◆ Stated exercise ◆
Your task is to copy the material exactly.

◆ Data listing ◆

◇ ◇ ◇ ◇

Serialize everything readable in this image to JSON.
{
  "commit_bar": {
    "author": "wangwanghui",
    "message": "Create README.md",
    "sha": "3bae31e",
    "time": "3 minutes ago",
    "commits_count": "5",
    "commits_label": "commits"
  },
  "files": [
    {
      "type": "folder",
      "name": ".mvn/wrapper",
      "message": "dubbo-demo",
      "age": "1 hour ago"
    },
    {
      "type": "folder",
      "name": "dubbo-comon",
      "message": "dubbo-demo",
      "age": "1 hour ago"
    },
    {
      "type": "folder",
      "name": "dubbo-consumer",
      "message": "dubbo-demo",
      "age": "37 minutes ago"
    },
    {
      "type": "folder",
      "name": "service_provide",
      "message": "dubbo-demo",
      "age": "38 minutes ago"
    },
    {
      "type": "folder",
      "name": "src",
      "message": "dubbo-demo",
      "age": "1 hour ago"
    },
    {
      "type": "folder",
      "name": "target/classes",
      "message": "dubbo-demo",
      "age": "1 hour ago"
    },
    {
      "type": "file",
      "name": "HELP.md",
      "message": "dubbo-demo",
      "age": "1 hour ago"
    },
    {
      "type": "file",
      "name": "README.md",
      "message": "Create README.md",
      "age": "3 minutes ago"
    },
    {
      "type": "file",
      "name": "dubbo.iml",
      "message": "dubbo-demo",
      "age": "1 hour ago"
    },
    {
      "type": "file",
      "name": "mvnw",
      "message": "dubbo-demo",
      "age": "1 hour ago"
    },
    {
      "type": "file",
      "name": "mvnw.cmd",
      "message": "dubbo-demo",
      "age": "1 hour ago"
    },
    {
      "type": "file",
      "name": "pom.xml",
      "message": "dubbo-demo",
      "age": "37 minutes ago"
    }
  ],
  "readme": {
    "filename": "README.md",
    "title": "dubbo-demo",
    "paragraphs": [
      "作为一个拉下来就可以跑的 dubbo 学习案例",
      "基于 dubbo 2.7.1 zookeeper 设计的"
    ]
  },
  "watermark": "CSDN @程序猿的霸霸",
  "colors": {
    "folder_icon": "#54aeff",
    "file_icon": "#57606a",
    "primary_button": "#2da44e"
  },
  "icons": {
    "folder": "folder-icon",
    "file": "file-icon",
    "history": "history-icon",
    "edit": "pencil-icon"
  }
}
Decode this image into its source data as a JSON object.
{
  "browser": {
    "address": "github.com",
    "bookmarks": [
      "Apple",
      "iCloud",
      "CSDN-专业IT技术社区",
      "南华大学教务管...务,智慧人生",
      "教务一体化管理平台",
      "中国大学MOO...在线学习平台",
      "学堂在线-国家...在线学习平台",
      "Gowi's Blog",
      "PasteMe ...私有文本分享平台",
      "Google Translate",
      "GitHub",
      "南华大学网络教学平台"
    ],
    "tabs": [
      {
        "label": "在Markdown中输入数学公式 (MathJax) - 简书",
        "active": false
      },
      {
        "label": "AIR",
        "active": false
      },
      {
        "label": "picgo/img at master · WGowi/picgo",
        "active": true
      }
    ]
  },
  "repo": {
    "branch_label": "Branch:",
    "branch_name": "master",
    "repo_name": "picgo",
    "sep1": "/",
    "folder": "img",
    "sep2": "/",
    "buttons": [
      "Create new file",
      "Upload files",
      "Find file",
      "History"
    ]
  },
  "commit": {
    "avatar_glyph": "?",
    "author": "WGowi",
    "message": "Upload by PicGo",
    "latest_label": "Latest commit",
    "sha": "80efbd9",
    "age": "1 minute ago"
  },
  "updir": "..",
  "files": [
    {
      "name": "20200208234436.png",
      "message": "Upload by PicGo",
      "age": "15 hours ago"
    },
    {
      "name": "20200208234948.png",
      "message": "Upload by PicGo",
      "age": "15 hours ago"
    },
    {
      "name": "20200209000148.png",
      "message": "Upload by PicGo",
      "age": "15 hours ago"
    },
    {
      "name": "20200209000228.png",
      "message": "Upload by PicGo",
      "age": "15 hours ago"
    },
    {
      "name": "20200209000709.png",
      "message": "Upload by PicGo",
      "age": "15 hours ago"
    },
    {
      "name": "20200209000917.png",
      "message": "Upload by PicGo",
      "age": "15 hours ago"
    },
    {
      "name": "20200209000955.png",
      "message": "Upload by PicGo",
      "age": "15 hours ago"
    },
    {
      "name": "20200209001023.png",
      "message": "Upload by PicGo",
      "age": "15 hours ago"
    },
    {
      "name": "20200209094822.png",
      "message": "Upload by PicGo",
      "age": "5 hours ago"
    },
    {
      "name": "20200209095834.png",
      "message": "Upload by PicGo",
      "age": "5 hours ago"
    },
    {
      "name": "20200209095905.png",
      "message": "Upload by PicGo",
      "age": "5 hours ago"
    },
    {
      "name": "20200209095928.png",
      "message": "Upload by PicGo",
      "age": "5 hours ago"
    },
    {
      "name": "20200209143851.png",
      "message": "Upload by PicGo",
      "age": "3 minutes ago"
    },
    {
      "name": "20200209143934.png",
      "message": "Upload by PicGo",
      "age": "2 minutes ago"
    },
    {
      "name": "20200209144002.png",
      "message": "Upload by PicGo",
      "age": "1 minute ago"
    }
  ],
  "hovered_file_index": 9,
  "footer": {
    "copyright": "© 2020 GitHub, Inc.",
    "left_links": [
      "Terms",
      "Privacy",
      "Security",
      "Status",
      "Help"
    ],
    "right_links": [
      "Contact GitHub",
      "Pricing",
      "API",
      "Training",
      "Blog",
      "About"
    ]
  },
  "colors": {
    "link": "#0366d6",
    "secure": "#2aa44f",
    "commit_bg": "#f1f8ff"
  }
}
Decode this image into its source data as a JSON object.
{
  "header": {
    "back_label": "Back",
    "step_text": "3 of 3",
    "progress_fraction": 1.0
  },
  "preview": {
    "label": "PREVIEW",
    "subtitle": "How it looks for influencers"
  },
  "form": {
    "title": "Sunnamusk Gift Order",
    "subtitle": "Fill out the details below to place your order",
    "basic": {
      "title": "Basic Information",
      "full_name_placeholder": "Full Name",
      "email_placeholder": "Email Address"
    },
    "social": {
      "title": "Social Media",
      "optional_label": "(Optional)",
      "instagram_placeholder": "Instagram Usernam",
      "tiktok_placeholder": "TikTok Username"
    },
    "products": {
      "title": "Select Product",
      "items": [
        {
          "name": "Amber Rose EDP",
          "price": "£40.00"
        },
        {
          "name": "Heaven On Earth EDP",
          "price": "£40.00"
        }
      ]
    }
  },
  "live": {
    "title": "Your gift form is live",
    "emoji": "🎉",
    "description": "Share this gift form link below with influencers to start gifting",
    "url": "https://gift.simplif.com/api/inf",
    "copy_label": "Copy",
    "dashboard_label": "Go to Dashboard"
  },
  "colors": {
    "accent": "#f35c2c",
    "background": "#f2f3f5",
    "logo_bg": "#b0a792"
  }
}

◇ ◇ ◇ ◇

◆ Solution below ◆
Serialize everything readable in this image to JSON.
{
  "commit_bar": {
    "author": "wangwanghui",
    "message": "Create README.md",
    "sha": "3bae31e",
    "time": "3 minutes ago",
    "commits_count": "5",
    "commits_label": "commits"
  },
  "files": [
    {
      "type": "folder",
      "name": ".mvn/wrapper",
      "message": "dubbo-demo",
      "age": "1 hour ago"
    },
    {
      "type": "folder",
      "name": "dubbo-comon",
      "message": "dubbo-demo",
      "age": "1 hour ago"
    },
    {
      "type": "folder",
      "name": "dubbo-consumer",
      "message": "dubbo-demo",
      "age": "37 minutes ago"
    },
    {
      "type": "folder",
      "name": "service_provide",
      "message": "dubbo-demo",
      "age": "38 minutes ago"
    },
    {
      "type": "folder",
      "name": "src",
      "message": "dubbo-demo",
      "age": "1 hour ago"
    },
    {
      "type": "folder",
      "name": "target/classes",
      "message": "dubbo-demo",
      "age": "1 hour ago"
    },
    {
      "type": "file",
      "name": "HELP.md",
      "message": "dubbo-demo",
      "age": "1 hour ago"
    },
    {
      "type": "file",
      "name": "README.md",
      "message": "Create README.md",
      "age": "3 minutes ago"
    },
    {
      "type": "file",
      "name": "dubbo.iml",
      "message": "dubbo-demo",
      "age": "1 hour ago"
    },
    {
      "type": "file",
      "name": "mvnw",
      "message": "dubbo-demo",
      "age": "1 hour ago"
    },
    {
      "type": "file",
      "name": "mvnw.cmd",
      "message": "dubbo-demo",
      "age": "1 hour ago"
    },
    {
      "type": "file",
      "name": "pom.xml",
      "message": "dubbo-demo",
      "age": "37 minutes ago"
    }
  ],
  "readme": {
    "filename": "README.md",
    "title": "dubbo-demo",
    "paragraphs": [
      "作为一个拉下来就可以跑的 dubbo 学习案例",
      "基于 dubbo 2.7.1 zookeeper 设计的"
    ]
  },
  "watermark": "CSDN @程序猿的霸霸",
  "colors": {
    "folder_icon": "#54aeff",
    "file_icon": "#57606a",
    "primary_button": "#2da44e"
  },
  "icons": {
    "folder": "folder-icon",
    "file": "file-icon",
    "history": "history-icon",
    "edit": "pencil-icon"
  }
}
Decode this image into its source data as a JSON object.
{
  "browser": {
    "address": "github.com",
    "bookmarks": [
      "Apple",
      "iCloud",
      "CSDN-专业IT技术社区",
      "南华大学教务管...务,智慧人生",
      "教务一体化管理平台",
      "中国大学MOO...在线学习平台",
      "学堂在线-国家...在线学习平台",
      "Gowi's Blog",
      "PasteMe ...私有文本分享平台",
      "Google Translate",
      "GitHub",
      "南华大学网络教学平台"
    ],
    "tabs": [
      {
        "label": "在Markdown中输入数学公式 (MathJax) - 简书",
        "active": false
      },
      {
        "label": "AIR",
        "active": false
      },
      {
        "label": "picgo/img at master · WGowi/picgo",
        "active": true
      }
    ]
  },
  "repo": {
    "branch_label": "Branch:",
    "branch_name": "master",
    "repo_name": "picgo",
    "sep1": "/",
    "folder": "img",
    "sep2": "/",
    "buttons": [
      "Create new file",
      "Upload files",
      "Find file",
      "History"
    ]
  },
  "commit": {
    "avatar_glyph": "?",
    "author": "WGowi",
    "message": "Upload by PicGo",
    "latest_label": "Latest commit",
    "sha": "80efbd9",
    "age": "1 minute ago"
  },
  "updir": "..",
  "files": [
    {
      "name": "20200208234436.png",
      "message": "Upload by PicGo",
      "age": "15 hours ago"
    },
    {
      "name": "20200208234948.png",
      "message": "Upload by PicGo",
      "age": "15 hours ago"
    },
    {
      "name": "20200209000148.png",
      "message": "Upload by PicGo",
      "age": "15 hours ago"
    },
    {
      "name": "20200209000228.png",
      "message": "Upload by PicGo",
      "age": "15 hours ago"
    },
    {
      "name": "20200209000709.png",
      "message": "Upload by PicGo",
      "age": "15 hours ago"
    },
    {
      "name": "20200209000917.png",
      "message": "Upload by PicGo",
      "age": "15 hours ago"
    },
    {
      "name": "20200209000955.png",
      "message": "Upload by PicGo",
      "age": "15 hours ago"
    },
    {
      "name": "20200209001023.png",
      "message": "Upload by PicGo",
      "age": "15 hours ago"
    },
    {
      "name": "20200209094822.png",
      "message": "Upload by PicGo",
      "age": "5 hours ago"
    },
    {
      "name": "20200209095834.png",
      "message": "Upload by PicGo",
      "age": "5 hours ago"
    },
    {
      "name": "20200209095905.png",
      "message": "Upload by PicGo",
      "age": "5 hours ago"
    },
    {
      "name": "20200209095928.png",
      "message": "Upload by PicGo",
      "age": "5 hours ago"
    },
    {
      "name": "20200209143851.png",
      "message": "Upload by PicGo",
      "age": "3 minutes ago"
    },
    {
      "name": "20200209143934.png",
      "message": "Upload by PicGo",
      "age": "2 minutes ago"
    },
    {
      "name": "20200209144002.png",
      "message": "Upload by PicGo",
      "age": "1 minute ago"
    }
  ],
  "hovered_file_index": 9,
  "footer": {
    "copyright": "© 2020 GitHub, Inc.",
    "left_links": [
      "Terms",
      "Privacy",
      "Security",
      "Status",
      "Help"
    ],
    "right_links": [
      "Contact GitHub",
      "Pricing",
      "API",
      "Training",
      "Blog",
      "About"
    ]
  },
  "colors": {
    "link": "#0366d6",
    "secure": "#2aa44f",
    "commit_bg": "#f1f8ff"
  }
}
Decode this image into its source data as a JSON object.
{
  "header": {
    "back_label": "Back",
    "step_text": "3 of 3",
    "progress_fraction": 1.0
  },
  "preview": {
    "label": "PREVIEW",
    "subtitle": "How it looks for influencers"
  },
  "form": {
    "title": "Sunnamusk Gift Order",
    "subtitle": "Fill out the details below to place your order",
    "basic": {
      "title": "Basic Information",
      "full_name_placeholder": "Full Name",
      "email_placeholder": "Email Address"
    },
    "social": {
      "title": "Social Media",
      "optional_label": "(Optional)",
      "instagram_placeholder": "Instagram Usernam",
      "tiktok_placeholder": "TikTok Username"
    },
    "products": {
      "title": "Select Product",
      "items": [
        {
          "name": "Amber Rose EDP",
          "price": "£40.00"
        },
        {
          "name": "Heaven On Earth EDP",
          "price": "£40.00"
        }
      ]
    }
  },
  "live": {
    "title": "Your gift form is live",
    "emoji": "🎉",
    "description": "Share this gift form link below with influencers to start gifting",
    "url": "https://gift.simplif.com/api/inf",
    "copy_label": "Copy",
    "dashboard_label": "Go to Dashboard"
  },
  "colors": {
    "accent": "#f35c2c",
    "background": "#f2f3f5",
    "logo_bg": "#b0a792"
  }
}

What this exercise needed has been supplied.